-- start of Records for processing --

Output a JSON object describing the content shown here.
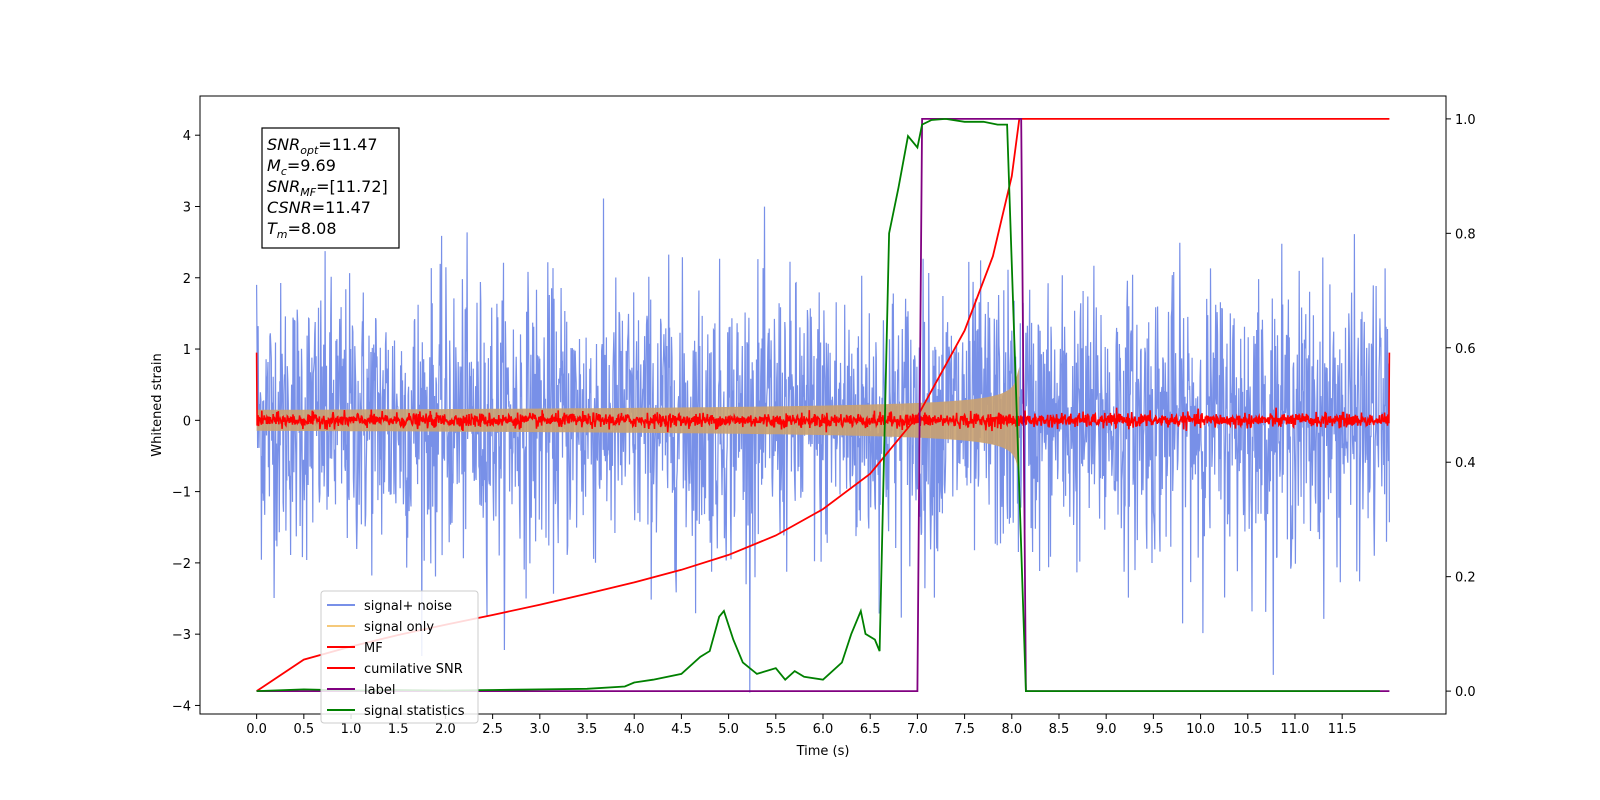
{
  "chart_data": {
    "type": "line",
    "xlabel": "Time (s)",
    "ylabel": "Whitened strain",
    "xlim": [
      -0.6,
      12.6
    ],
    "ylim": [
      -4.12,
      4.55
    ],
    "y2lim": [
      -0.04,
      1.04
    ],
    "xticks": [
      "0.0",
      "0.5",
      "1.0",
      "1.5",
      "2.0",
      "2.5",
      "3.0",
      "3.5",
      "4.0",
      "4.5",
      "5.0",
      "5.5",
      "6.0",
      "6.5",
      "7.0",
      "7.5",
      "8.0",
      "8.5",
      "9.0",
      "9.5",
      "10.0",
      "10.5",
      "11.0",
      "11.5"
    ],
    "yticks": [
      "4",
      "3",
      "2",
      "1",
      "0",
      "−1",
      "−2",
      "−3",
      "−4"
    ],
    "y2ticks": [
      "1.0",
      "0.8",
      "0.6",
      "0.4",
      "0.2",
      "0.0"
    ],
    "grid": false,
    "legend_position": "lower-left",
    "series": [
      {
        "name": "signal+ noise",
        "color": "#7890e8",
        "axis": "left",
        "kind": "noise",
        "sigma": 0.95,
        "x_range": [
          0.0,
          12.0
        ]
      },
      {
        "name": "signal only",
        "color": "#f5c97a",
        "axis": "left",
        "kind": "chirp",
        "t_merger": 8.08,
        "peak_amplitude": 0.75
      },
      {
        "name": "MF",
        "color": "#ff0000",
        "axis": "left",
        "kind": "noise",
        "sigma": 0.05,
        "x_range": [
          0.0,
          12.0
        ]
      },
      {
        "name": "cumilative SNR",
        "color": "#ff0000",
        "axis": "right",
        "x": [
          0.0,
          0.5,
          1.0,
          1.5,
          2.0,
          2.5,
          3.0,
          3.5,
          4.0,
          4.5,
          5.0,
          5.5,
          6.0,
          6.5,
          7.0,
          7.5,
          7.8,
          8.0,
          8.08,
          8.1,
          12.0
        ],
        "y": [
          0.0,
          0.055,
          0.078,
          0.098,
          0.116,
          0.133,
          0.151,
          0.17,
          0.19,
          0.212,
          0.238,
          0.272,
          0.318,
          0.38,
          0.48,
          0.63,
          0.76,
          0.9,
          1.0,
          1.0,
          1.0
        ]
      },
      {
        "name": "label",
        "color": "#800080",
        "axis": "right",
        "x": [
          0.0,
          7.0,
          7.05,
          8.1,
          8.15,
          12.0
        ],
        "y": [
          0.0,
          0.0,
          1.0,
          1.0,
          0.0,
          0.0
        ]
      },
      {
        "name": "signal statistics",
        "color": "#008000",
        "axis": "right",
        "x": [
          0.0,
          0.5,
          1.0,
          1.5,
          2.0,
          2.5,
          3.0,
          3.5,
          3.9,
          4.0,
          4.2,
          4.5,
          4.7,
          4.8,
          4.9,
          4.95,
          5.05,
          5.15,
          5.3,
          5.5,
          5.6,
          5.7,
          5.8,
          6.0,
          6.2,
          6.3,
          6.4,
          6.45,
          6.55,
          6.6,
          6.7,
          6.8,
          6.9,
          7.0,
          7.05,
          7.15,
          7.3,
          7.5,
          7.7,
          7.85,
          7.95,
          8.05,
          8.15,
          8.3,
          10.0,
          11.9
        ],
        "y": [
          0.0,
          0.003,
          0.001,
          0.002,
          0.001,
          0.002,
          0.003,
          0.004,
          0.008,
          0.015,
          0.02,
          0.03,
          0.06,
          0.07,
          0.13,
          0.14,
          0.09,
          0.05,
          0.03,
          0.04,
          0.02,
          0.035,
          0.025,
          0.02,
          0.05,
          0.1,
          0.14,
          0.1,
          0.09,
          0.07,
          0.8,
          0.88,
          0.97,
          0.95,
          0.99,
          0.998,
          1.0,
          0.995,
          0.995,
          0.99,
          0.99,
          0.5,
          0.0,
          0.0,
          0.0,
          0.0
        ]
      }
    ],
    "annotation_box": [
      {
        "label": "SNR",
        "sub": "opt",
        "value": "=11.47"
      },
      {
        "label": "M",
        "sub": "c",
        "value": "=9.69"
      },
      {
        "label": "SNR",
        "sub": "MF",
        "value": "=[11.72]"
      },
      {
        "label": "CSNR",
        "sub": "",
        "value": "=11.47"
      },
      {
        "label": "T",
        "sub": "m",
        "value": "=8.08"
      }
    ]
  }
}
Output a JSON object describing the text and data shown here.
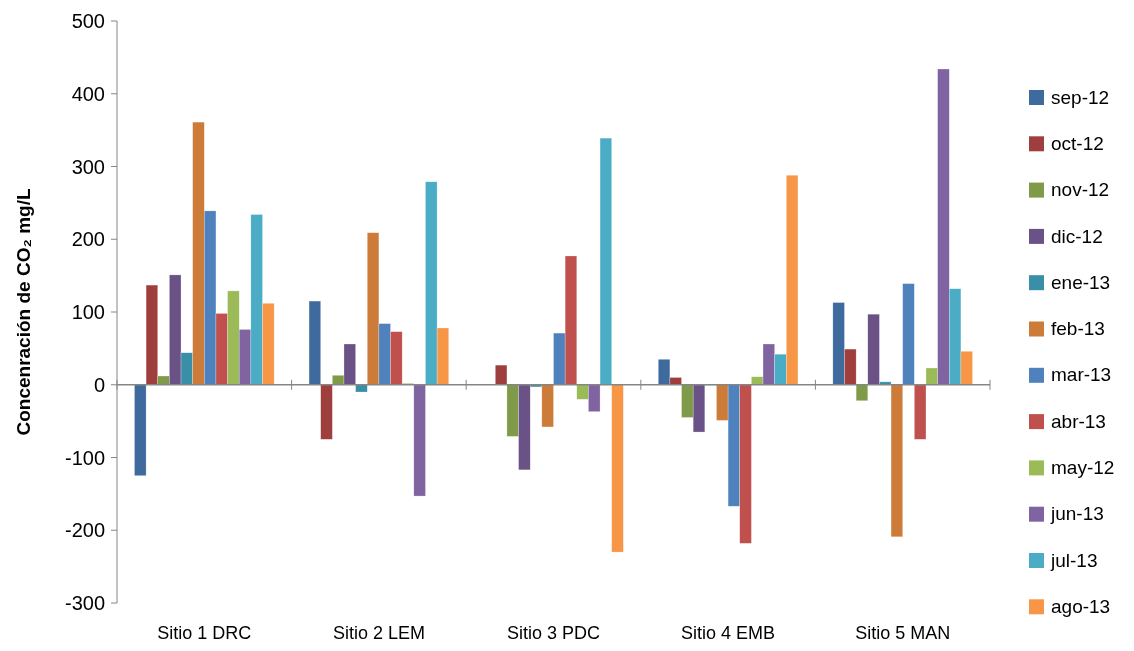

-- end of Records for processing --

▶ Direction: Among the entries above, how many lines hold the string "shown"? Respond with nothing but the number.

▶ Exercise response: 2